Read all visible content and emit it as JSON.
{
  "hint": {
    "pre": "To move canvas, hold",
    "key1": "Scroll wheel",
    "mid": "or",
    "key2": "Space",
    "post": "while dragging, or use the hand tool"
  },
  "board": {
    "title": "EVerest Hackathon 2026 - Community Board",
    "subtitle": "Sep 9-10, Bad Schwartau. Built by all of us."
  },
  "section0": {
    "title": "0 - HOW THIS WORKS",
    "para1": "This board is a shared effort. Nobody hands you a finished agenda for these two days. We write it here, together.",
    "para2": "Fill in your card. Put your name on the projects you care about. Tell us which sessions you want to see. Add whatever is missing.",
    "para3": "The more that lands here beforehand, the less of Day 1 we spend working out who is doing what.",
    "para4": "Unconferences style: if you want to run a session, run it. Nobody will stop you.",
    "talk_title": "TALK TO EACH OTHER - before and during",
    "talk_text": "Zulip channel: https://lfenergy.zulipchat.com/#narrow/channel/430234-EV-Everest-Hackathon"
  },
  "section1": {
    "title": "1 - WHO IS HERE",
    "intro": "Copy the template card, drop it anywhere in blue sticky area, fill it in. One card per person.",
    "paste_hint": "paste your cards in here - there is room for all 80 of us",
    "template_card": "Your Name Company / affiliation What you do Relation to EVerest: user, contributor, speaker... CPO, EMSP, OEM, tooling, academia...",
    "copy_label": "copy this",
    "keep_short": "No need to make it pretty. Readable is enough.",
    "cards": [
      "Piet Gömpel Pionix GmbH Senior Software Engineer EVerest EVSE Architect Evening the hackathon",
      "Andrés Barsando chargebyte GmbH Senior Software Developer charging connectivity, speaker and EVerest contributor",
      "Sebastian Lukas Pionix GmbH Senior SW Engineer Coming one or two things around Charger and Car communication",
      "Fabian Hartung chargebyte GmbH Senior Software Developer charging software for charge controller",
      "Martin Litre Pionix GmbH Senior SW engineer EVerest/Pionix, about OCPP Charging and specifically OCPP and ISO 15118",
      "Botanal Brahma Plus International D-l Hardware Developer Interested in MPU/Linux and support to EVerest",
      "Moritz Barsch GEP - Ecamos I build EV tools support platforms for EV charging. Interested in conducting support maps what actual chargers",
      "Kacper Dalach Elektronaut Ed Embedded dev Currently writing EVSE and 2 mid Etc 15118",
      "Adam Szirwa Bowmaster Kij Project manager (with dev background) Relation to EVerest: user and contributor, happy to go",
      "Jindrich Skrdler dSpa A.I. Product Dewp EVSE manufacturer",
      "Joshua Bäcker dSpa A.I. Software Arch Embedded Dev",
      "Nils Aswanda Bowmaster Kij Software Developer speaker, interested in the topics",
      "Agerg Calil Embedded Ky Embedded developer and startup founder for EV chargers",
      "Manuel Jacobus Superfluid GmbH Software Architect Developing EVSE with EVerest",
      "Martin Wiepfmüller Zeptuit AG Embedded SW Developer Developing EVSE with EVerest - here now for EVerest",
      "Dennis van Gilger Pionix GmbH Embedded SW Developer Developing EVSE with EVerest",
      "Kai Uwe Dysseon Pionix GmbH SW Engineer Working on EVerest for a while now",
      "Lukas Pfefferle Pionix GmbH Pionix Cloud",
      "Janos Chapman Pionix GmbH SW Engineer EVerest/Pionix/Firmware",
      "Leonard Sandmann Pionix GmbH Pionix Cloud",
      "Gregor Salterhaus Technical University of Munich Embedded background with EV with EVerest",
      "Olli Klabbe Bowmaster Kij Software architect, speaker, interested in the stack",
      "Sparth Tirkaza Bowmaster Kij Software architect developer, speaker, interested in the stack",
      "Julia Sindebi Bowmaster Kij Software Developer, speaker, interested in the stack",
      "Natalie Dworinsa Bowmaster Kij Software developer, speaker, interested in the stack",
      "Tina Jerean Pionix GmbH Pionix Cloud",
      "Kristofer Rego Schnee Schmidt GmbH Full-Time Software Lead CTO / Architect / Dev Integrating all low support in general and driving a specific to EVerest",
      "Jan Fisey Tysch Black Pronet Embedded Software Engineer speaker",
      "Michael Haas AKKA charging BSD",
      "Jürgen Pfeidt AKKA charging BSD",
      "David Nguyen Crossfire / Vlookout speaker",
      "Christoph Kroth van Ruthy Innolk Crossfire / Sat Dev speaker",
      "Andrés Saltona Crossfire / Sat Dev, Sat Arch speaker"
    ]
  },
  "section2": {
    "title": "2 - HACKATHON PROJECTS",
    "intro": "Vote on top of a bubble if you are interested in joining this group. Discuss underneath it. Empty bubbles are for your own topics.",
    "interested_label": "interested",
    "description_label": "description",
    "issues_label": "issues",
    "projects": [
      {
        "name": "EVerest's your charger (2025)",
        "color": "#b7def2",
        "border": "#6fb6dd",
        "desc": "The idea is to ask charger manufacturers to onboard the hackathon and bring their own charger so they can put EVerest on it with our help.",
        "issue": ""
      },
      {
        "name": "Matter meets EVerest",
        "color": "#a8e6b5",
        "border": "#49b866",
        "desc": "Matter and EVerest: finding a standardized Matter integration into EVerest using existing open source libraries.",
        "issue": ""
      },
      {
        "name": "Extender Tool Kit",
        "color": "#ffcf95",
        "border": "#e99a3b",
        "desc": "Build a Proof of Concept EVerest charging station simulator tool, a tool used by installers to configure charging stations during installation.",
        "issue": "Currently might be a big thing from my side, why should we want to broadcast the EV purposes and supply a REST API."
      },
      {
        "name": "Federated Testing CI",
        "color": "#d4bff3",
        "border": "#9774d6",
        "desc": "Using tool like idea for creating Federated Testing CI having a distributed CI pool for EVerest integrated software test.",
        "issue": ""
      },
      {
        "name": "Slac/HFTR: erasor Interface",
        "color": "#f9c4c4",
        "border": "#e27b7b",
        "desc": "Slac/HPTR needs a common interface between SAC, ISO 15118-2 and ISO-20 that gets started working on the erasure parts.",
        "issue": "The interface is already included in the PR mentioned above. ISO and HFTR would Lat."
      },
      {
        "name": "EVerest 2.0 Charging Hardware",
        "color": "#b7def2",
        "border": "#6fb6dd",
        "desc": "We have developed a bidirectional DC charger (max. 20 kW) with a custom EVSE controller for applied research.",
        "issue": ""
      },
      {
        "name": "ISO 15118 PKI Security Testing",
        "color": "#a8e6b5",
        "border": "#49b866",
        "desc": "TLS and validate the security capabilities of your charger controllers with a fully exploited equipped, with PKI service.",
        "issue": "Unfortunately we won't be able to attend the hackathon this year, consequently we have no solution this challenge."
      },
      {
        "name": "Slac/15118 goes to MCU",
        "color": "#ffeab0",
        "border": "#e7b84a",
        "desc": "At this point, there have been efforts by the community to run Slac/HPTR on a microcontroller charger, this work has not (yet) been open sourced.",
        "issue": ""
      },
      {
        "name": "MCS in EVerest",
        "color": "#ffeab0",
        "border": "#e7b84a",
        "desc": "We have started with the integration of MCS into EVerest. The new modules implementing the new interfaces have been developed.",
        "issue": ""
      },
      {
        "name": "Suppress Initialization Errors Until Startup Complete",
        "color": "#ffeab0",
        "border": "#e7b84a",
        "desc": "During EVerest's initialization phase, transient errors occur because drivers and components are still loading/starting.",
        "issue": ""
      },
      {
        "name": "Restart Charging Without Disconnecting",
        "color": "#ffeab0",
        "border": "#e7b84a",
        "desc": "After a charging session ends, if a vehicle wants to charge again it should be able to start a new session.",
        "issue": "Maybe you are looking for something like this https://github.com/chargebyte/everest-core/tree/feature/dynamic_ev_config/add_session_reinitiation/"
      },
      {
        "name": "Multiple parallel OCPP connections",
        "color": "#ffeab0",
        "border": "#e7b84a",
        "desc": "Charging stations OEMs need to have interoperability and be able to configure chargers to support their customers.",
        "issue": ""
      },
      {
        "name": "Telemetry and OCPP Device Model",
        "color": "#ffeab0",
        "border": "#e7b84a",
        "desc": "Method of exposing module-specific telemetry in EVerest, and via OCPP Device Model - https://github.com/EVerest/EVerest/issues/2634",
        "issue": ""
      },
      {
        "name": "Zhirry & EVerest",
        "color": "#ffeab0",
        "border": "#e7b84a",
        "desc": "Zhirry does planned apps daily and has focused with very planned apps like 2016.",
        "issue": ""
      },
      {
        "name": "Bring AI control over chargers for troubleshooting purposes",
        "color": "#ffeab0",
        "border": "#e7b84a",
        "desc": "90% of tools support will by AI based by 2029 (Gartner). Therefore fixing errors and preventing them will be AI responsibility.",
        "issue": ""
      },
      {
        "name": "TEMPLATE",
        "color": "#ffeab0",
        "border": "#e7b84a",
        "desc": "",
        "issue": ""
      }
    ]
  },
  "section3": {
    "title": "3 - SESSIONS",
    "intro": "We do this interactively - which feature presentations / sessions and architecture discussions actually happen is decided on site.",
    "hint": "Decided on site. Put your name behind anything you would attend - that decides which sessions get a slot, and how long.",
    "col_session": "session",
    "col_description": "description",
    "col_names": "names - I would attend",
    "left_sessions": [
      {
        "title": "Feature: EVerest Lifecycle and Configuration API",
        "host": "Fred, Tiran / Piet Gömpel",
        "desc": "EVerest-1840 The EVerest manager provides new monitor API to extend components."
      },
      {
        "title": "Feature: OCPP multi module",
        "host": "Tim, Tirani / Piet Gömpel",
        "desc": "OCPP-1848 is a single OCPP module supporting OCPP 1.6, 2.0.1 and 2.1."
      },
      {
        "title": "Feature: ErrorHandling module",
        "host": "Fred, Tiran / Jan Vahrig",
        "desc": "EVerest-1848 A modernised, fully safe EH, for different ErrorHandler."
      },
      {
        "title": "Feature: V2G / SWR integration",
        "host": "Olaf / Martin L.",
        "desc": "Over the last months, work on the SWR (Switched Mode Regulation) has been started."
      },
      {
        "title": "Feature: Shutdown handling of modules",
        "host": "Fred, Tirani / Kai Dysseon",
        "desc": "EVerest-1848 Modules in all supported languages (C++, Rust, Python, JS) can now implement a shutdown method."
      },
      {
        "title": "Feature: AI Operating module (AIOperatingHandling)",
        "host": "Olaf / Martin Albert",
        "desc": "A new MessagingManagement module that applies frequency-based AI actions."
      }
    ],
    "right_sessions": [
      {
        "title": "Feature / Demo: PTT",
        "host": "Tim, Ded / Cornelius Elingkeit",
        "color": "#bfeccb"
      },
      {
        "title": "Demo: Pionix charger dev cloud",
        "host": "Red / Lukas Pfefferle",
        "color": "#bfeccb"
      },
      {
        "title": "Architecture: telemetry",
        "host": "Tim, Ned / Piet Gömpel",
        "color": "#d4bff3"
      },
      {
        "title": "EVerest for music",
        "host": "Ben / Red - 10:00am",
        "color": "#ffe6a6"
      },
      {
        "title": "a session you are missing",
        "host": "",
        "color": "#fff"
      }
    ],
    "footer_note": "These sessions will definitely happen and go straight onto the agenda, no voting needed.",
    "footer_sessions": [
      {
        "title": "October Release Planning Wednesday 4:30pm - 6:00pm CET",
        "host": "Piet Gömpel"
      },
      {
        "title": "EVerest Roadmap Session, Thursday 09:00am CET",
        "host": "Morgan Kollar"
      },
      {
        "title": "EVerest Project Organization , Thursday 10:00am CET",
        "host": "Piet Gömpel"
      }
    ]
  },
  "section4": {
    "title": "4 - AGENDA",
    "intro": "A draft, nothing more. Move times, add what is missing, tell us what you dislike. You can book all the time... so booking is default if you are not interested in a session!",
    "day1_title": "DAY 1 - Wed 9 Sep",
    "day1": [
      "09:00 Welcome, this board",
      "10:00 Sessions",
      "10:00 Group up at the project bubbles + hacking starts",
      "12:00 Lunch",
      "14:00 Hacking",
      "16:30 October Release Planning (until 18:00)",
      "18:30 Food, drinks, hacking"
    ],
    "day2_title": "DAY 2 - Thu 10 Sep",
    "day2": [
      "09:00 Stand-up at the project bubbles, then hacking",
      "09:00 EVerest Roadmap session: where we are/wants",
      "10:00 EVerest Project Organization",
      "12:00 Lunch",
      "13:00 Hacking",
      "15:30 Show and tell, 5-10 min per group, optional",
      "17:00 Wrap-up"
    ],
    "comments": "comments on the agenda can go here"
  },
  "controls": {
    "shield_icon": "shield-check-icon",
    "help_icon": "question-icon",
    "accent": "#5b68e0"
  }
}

★ ★ ★ ★

Pick out every line above that holds the word "idea" and copy it.

        "desc": "The idea is to ask charger manufacturers to onboard the hackathon and bring their own charger so they can put EVerest on it with our help.",
        "desc": "Using tool like idea for creating Federated Testing CI having a distributed CI pool for EVerest integrated software test.",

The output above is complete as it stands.